### Required task
Each record is to be transcribed exactly.
## Start
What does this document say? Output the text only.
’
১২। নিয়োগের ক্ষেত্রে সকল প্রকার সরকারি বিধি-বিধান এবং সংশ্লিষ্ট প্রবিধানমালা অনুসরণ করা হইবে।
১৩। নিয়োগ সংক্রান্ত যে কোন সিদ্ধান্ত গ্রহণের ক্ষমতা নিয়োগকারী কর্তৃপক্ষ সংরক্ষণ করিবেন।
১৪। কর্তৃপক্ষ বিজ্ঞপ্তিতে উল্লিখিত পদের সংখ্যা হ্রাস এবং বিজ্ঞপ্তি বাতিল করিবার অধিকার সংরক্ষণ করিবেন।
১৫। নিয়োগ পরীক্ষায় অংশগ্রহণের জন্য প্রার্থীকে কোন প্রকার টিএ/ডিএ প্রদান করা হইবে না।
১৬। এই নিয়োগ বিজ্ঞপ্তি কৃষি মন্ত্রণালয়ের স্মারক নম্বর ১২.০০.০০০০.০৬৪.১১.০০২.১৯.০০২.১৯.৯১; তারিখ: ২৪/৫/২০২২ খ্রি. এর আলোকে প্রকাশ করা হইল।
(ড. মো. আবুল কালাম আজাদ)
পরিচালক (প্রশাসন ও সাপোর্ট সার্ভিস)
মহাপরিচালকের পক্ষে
## End
### Solution to the exercise
What does this document say? Output the text only.
’
১২। নিয়োগের ক্ষেত্রে সকল প্রকার সরকারি বিধি-বিধান এবং সংশ্লিষ্ট প্রবিধানমালা অনুসরণ করা হইবে।
১৩। নিয়োগ সংক্রান্ত যে কোন সিদ্ধান্ত গ্রহণের ক্ষমতা নিয়োগকারী কর্তৃপক্ষ সংরক্ষণ করিবেন।
১৪। কর্তৃপক্ষ বিজ্ঞপ্তিতে উল্লিখিত পদের সংখ্যা হ্রাস এবং বিজ্ঞপ্তি বাতিল করিবার অধিকার সংরক্ষণ করিবেন।
১৫। নিয়োগ পরীক্ষায় অংশগ্রহণের জন্য প্রার্থীকে কোন প্রকার টিএ/ডিএ প্রদান করা হইবে না।
১৬। এই নিয়োগ বিজ্ঞপ্তি কৃষি মন্ত্রণালয়ের স্মারক নম্বর ১২.০০.০০০০.০৬৪.১১.০০২.১৯.০০২.১৯.৯১; তারিখ: ২৪/৫/২০২২ খ্রি. এর আলোকে প্রকাশ করা হইল।
(ড. মো. আবুল কালাম আজাদ)
পরিচালক (প্রশাসন ও সাপোর্ট সার্ভিস)
মহাপরিচালকের পক্ষে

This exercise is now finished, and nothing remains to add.